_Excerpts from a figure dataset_
— Begin —
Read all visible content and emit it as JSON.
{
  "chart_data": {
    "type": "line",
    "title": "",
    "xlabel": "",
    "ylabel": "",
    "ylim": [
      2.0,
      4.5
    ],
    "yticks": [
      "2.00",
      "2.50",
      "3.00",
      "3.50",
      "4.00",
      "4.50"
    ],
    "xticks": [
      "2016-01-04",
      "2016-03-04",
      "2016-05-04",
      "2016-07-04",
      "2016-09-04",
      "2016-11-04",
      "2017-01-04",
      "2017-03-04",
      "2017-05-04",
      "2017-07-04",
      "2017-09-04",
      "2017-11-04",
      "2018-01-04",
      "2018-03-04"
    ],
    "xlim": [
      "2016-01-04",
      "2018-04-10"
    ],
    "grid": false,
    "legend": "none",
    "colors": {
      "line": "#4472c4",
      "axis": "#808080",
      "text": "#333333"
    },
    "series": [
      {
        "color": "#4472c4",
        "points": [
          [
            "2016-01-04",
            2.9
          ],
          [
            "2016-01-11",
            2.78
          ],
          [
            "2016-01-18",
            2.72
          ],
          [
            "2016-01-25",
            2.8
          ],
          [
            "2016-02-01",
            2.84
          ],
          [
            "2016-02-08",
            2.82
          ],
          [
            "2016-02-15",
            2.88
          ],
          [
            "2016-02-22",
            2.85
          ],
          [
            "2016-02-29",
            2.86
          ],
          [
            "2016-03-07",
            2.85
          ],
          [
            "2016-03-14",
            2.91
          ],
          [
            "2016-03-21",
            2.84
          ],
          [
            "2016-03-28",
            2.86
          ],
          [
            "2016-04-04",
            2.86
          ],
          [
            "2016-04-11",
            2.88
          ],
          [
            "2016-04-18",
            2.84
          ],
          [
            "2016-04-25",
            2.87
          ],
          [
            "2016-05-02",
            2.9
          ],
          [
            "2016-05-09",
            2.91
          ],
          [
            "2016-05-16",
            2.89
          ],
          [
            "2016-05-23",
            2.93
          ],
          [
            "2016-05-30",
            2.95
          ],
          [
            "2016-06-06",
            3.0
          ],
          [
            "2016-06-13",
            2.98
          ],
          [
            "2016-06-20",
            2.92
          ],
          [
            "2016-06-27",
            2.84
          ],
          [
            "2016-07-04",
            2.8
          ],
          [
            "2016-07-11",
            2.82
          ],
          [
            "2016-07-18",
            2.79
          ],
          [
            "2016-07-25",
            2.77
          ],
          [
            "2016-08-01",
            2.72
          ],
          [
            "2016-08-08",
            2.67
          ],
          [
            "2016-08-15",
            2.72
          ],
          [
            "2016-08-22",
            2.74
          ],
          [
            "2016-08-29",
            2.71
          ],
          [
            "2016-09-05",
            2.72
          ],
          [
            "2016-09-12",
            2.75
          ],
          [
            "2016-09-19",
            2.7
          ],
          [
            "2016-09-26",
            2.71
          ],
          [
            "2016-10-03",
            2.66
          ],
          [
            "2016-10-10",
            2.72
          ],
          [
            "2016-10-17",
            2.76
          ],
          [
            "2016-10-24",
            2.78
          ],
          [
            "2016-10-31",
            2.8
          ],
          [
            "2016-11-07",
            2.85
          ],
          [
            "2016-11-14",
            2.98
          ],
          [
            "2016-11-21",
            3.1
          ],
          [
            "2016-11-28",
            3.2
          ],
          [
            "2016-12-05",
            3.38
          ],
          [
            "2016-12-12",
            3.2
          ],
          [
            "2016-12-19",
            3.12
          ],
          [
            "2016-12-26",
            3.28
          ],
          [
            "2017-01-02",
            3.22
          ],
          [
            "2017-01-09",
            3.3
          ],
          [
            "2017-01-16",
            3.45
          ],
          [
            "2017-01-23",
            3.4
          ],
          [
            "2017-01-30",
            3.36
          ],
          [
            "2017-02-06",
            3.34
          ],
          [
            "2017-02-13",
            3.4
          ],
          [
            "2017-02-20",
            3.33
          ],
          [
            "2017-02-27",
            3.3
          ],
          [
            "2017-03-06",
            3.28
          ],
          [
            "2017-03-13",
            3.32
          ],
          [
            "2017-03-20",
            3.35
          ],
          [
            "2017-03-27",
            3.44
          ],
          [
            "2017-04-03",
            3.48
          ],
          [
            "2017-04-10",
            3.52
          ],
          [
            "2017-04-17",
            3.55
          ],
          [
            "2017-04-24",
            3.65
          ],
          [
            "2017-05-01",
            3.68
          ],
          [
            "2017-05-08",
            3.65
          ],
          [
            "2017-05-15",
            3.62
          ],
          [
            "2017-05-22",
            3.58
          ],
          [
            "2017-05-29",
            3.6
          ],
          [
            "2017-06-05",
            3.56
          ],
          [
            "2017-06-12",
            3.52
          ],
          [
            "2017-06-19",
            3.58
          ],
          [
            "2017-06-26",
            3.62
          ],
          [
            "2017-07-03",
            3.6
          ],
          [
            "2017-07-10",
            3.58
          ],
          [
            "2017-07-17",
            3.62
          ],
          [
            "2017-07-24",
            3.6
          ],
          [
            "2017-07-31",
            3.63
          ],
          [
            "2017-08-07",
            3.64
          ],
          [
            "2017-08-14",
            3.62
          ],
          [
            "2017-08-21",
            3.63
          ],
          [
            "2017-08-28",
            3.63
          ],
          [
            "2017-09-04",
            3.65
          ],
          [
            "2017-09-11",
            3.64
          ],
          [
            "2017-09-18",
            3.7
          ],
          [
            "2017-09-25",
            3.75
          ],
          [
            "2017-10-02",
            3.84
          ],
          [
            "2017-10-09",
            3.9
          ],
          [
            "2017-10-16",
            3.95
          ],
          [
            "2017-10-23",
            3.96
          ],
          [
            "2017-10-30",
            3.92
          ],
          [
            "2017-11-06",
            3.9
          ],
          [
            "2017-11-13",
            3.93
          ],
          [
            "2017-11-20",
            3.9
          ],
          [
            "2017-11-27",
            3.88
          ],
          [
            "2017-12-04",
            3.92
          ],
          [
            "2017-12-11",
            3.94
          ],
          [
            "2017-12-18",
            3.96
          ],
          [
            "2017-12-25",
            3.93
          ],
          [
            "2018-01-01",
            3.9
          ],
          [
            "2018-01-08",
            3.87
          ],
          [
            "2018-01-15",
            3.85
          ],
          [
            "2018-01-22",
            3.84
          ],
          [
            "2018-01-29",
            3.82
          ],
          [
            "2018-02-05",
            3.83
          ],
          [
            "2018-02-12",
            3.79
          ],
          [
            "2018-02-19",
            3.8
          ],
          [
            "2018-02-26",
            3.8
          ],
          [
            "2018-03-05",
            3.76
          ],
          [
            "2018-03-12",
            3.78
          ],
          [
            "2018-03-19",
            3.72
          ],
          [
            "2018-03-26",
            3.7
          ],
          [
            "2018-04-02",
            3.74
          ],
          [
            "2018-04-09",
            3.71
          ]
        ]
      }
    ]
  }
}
— End —
_EXERCISE DIRECTIONS_
Write out the records above again, keeping each one identical to the original.

_SOLUTION TO THE PROBLEM_
Read all visible content and emit it as JSON.
{
  "chart_data": {
    "type": "line",
    "title": "",
    "xlabel": "",
    "ylabel": "",
    "ylim": [
      2.0,
      4.5
    ],
    "yticks": [
      "2.00",
      "2.50",
      "3.00",
      "3.50",
      "4.00",
      "4.50"
    ],
    "xticks": [
      "2016-01-04",
      "2016-03-04",
      "2016-05-04",
      "2016-07-04",
      "2016-09-04",
      "2016-11-04",
      "2017-01-04",
      "2017-03-04",
      "2017-05-04",
      "2017-07-04",
      "2017-09-04",
      "2017-11-04",
      "2018-01-04",
      "2018-03-04"
    ],
    "xlim": [
      "2016-01-04",
      "2018-04-10"
    ],
    "grid": false,
    "legend": "none",
    "colors": {
      "line": "#4472c4",
      "axis": "#808080",
      "text": "#333333"
    },
    "series": [
      {
        "color": "#4472c4",
        "points": [
          [
            "2016-01-04",
            2.9
          ],
          [
            "2016-01-11",
            2.78
          ],
          [
            "2016-01-18",
            2.72
          ],
          [
            "2016-01-25",
            2.8
          ],
          [
            "2016-02-01",
            2.84
          ],
          [
            "2016-02-08",
            2.82
          ],
          [
            "2016-02-15",
            2.88
          ],
          [
            "2016-02-22",
            2.85
          ],
          [
            "2016-02-29",
            2.86
          ],
          [
            "2016-03-07",
            2.85
          ],
          [
            "2016-03-14",
            2.91
          ],
          [
            "2016-03-21",
            2.84
          ],
          [
            "2016-03-28",
            2.86
          ],
          [
            "2016-04-04",
            2.86
          ],
          [
            "2016-04-11",
            2.88
          ],
          [
            "2016-04-18",
            2.84
          ],
          [
            "2016-04-25",
            2.87
          ],
          [
            "2016-05-02",
            2.9
          ],
          [
            "2016-05-09",
            2.91
          ],
          [
            "2016-05-16",
            2.89
          ],
          [
            "2016-05-23",
            2.93
          ],
          [
            "2016-05-30",
            2.95
          ],
          [
            "2016-06-06",
            3.0
          ],
          [
            "2016-06-13",
            2.98
          ],
          [
            "2016-06-20",
            2.92
          ],
          [
            "2016-06-27",
            2.84
          ],
          [
            "2016-07-04",
            2.8
          ],
          [
            "2016-07-11",
            2.82
          ],
          [
            "2016-07-18",
            2.79
          ],
          [
            "2016-07-25",
            2.77
          ],
          [
            "2016-08-01",
            2.72
          ],
          [
            "2016-08-08",
            2.67
          ],
          [
            "2016-08-15",
            2.72
          ],
          [
            "2016-08-22",
            2.74
          ],
          [
            "2016-08-29",
            2.71
          ],
          [
            "2016-09-05",
            2.72
          ],
          [
            "2016-09-12",
            2.75
          ],
          [
            "2016-09-19",
            2.7
          ],
          [
            "2016-09-26",
            2.71
          ],
          [
            "2016-10-03",
            2.66
          ],
          [
            "2016-10-10",
            2.72
          ],
          [
            "2016-10-17",
            2.76
          ],
          [
            "2016-10-24",
            2.78
          ],
          [
            "2016-10-31",
            2.8
          ],
          [
            "2016-11-07",
            2.85
          ],
          [
            "2016-11-14",
            2.98
          ],
          [
            "2016-11-21",
            3.1
          ],
          [
            "2016-11-28",
            3.2
          ],
          [
            "2016-12-05",
            3.38
          ],
          [
            "2016-12-12",
            3.2
          ],
          [
            "2016-12-19",
            3.12
          ],
          [
            "2016-12-26",
            3.28
          ],
          [
            "2017-01-02",
            3.22
          ],
          [
            "2017-01-09",
            3.3
          ],
          [
            "2017-01-16",
            3.45
          ],
          [
            "2017-01-23",
            3.4
          ],
          [
            "2017-01-30",
            3.36
          ],
          [
            "2017-02-06",
            3.34
          ],
          [
            "2017-02-13",
            3.4
          ],
          [
            "2017-02-20",
            3.33
          ],
          [
            "2017-02-27",
            3.3
          ],
          [
            "2017-03-06",
            3.28
          ],
          [
            "2017-03-13",
            3.32
          ],
          [
            "2017-03-20",
            3.35
          ],
          [
            "2017-03-27",
            3.44
          ],
          [
            "2017-04-03",
            3.48
          ],
          [
            "2017-04-10",
            3.52
          ],
          [
            "2017-04-17",
            3.55
          ],
          [
            "2017-04-24",
            3.65
          ],
          [
            "2017-05-01",
            3.68
          ],
          [
            "2017-05-08",
            3.65
          ],
          [
            "2017-05-15",
            3.62
          ],
          [
            "2017-05-22",
            3.58
          ],
          [
            "2017-05-29",
            3.6
          ],
          [
            "2017-06-05",
            3.56
          ],
          [
            "2017-06-12",
            3.52
          ],
          [
            "2017-06-19",
            3.58
          ],
          [
            "2017-06-26",
            3.62
          ],
          [
            "2017-07-03",
            3.6
          ],
          [
            "2017-07-10",
            3.58
          ],
          [
            "2017-07-17",
            3.62
          ],
          [
            "2017-07-24",
            3.6
          ],
          [
            "2017-07-31",
            3.63
          ],
          [
            "2017-08-07",
            3.64
          ],
          [
            "2017-08-14",
            3.62
          ],
          [
            "2017-08-21",
            3.63
          ],
          [
            "2017-08-28",
            3.63
          ],
          [
            "2017-09-04",
            3.65
          ],
          [
            "2017-09-11",
            3.64
          ],
          [
            "2017-09-18",
            3.7
          ],
          [
            "2017-09-25",
            3.75
          ],
          [
            "2017-10-02",
            3.84
          ],
          [
            "2017-10-09",
            3.9
          ],
          [
            "2017-10-16",
            3.95
          ],
          [
            "2017-10-23",
            3.96
          ],
          [
            "2017-10-30",
            3.92
          ],
          [
            "2017-11-06",
            3.9
          ],
          [
            "2017-11-13",
            3.93
          ],
          [
            "2017-11-20",
            3.9
          ],
          [
            "2017-11-27",
            3.88
          ],
          [
            "2017-12-04",
            3.92
          ],
          [
            "2017-12-11",
            3.94
          ],
          [
            "2017-12-18",
            3.96
          ],
          [
            "2017-12-25",
            3.93
          ],
          [
            "2018-01-01",
            3.9
          ],
          [
            "2018-01-08",
            3.87
          ],
          [
            "2018-01-15",
            3.85
          ],
          [
            "2018-01-22",
            3.84
          ],
          [
            "2018-01-29",
            3.82
          ],
          [
            "2018-02-05",
            3.83
          ],
          [
            "2018-02-12",
            3.79
          ],
          [
            "2018-02-19",
            3.8
          ],
          [
            "2018-02-26",
            3.8
          ],
          [
            "2018-03-05",
            3.76
          ],
          [
            "2018-03-12",
            3.78
          ],
          [
            "2018-03-19",
            3.72
          ],
          [
            "2018-03-26",
            3.7
          ],
          [
            "2018-04-02",
            3.74
          ],
          [
            "2018-04-09",
            3.71
          ]
        ]
      }
    ]
  }
}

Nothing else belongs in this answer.